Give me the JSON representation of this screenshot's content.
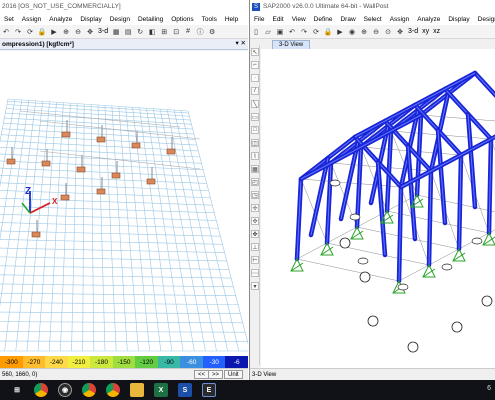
{
  "left_window": {
    "title": "2016  [OS_NOT_USE_COMMERCIALLY]",
    "menu": [
      "Set",
      "Assign",
      "Analyze",
      "Display",
      "Design",
      "Detailing",
      "Options",
      "Tools",
      "Help"
    ],
    "toolbar_text": "3-d",
    "panel_title": "ompression1) [kgf/cm²]",
    "legend_values": [
      "-300",
      "-270",
      "-240",
      "-210",
      "-180",
      "-150",
      "-120",
      "-90",
      "-60",
      "-30",
      "-6"
    ],
    "legend_colors": [
      "#ff9d00",
      "#ffbd2e",
      "#ffd94a",
      "#f0ef3f",
      "#cde83c",
      "#9fde3e",
      "#63cc43",
      "#39b8a6",
      "#3b8fe0",
      "#2460ff",
      "#0a18b0"
    ],
    "status_text": "560, 1660, 0)",
    "nav_buttons": [
      "<<",
      ">>"
    ],
    "units_button": "Unit"
  },
  "right_window": {
    "title": "SAP2000 v26.0.0 Ultimate 64-bit - WallPost",
    "menu": [
      "File",
      "Edit",
      "View",
      "Define",
      "Draw",
      "Select",
      "Assign",
      "Analyze",
      "Display",
      "Design",
      "Opt"
    ],
    "toolbar_text_a": "3-d",
    "toolbar_text_b": "xy",
    "toolbar_text_c": "xz",
    "tab_label": "3-D View",
    "status_label": "3-D View"
  },
  "taskbar": {
    "items": [
      "windows-start",
      "chrome",
      "obs",
      "chrome",
      "chrome",
      "files",
      "excel",
      "sap2000",
      "etabs"
    ],
    "tray_text": "6"
  }
}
################
§ GIVEN TASK: Leave the pictures out, and transcribe each of the records exactly.

§ ANSWER BELOW:
Give me the JSON representation of this screenshot's content.
{
  "left_window": {
    "title": "2016  [OS_NOT_USE_COMMERCIALLY]",
    "menu": [
      "Set",
      "Assign",
      "Analyze",
      "Display",
      "Design",
      "Detailing",
      "Options",
      "Tools",
      "Help"
    ],
    "toolbar_text": "3-d",
    "panel_title": "ompression1) [kgf/cm²]",
    "legend_values": [
      "-300",
      "-270",
      "-240",
      "-210",
      "-180",
      "-150",
      "-120",
      "-90",
      "-60",
      "-30",
      "-6"
    ],
    "legend_colors": [
      "#ff9d00",
      "#ffbd2e",
      "#ffd94a",
      "#f0ef3f",
      "#cde83c",
      "#9fde3e",
      "#63cc43",
      "#39b8a6",
      "#3b8fe0",
      "#2460ff",
      "#0a18b0"
    ],
    "status_text": "560, 1660, 0)",
    "nav_buttons": [
      "<<",
      ">>"
    ],
    "units_button": "Unit"
  },
  "right_window": {
    "title": "SAP2000 v26.0.0 Ultimate 64-bit - WallPost",
    "menu": [
      "File",
      "Edit",
      "View",
      "Define",
      "Draw",
      "Select",
      "Assign",
      "Analyze",
      "Display",
      "Design",
      "Opt"
    ],
    "toolbar_text_a": "3-d",
    "toolbar_text_b": "xy",
    "toolbar_text_c": "xz",
    "tab_label": "3-D View",
    "status_label": "3-D View"
  },
  "taskbar": {
    "items": [
      "windows-start",
      "chrome",
      "obs",
      "chrome",
      "chrome",
      "files",
      "excel",
      "sap2000",
      "etabs"
    ],
    "tray_text": "6"
  }
}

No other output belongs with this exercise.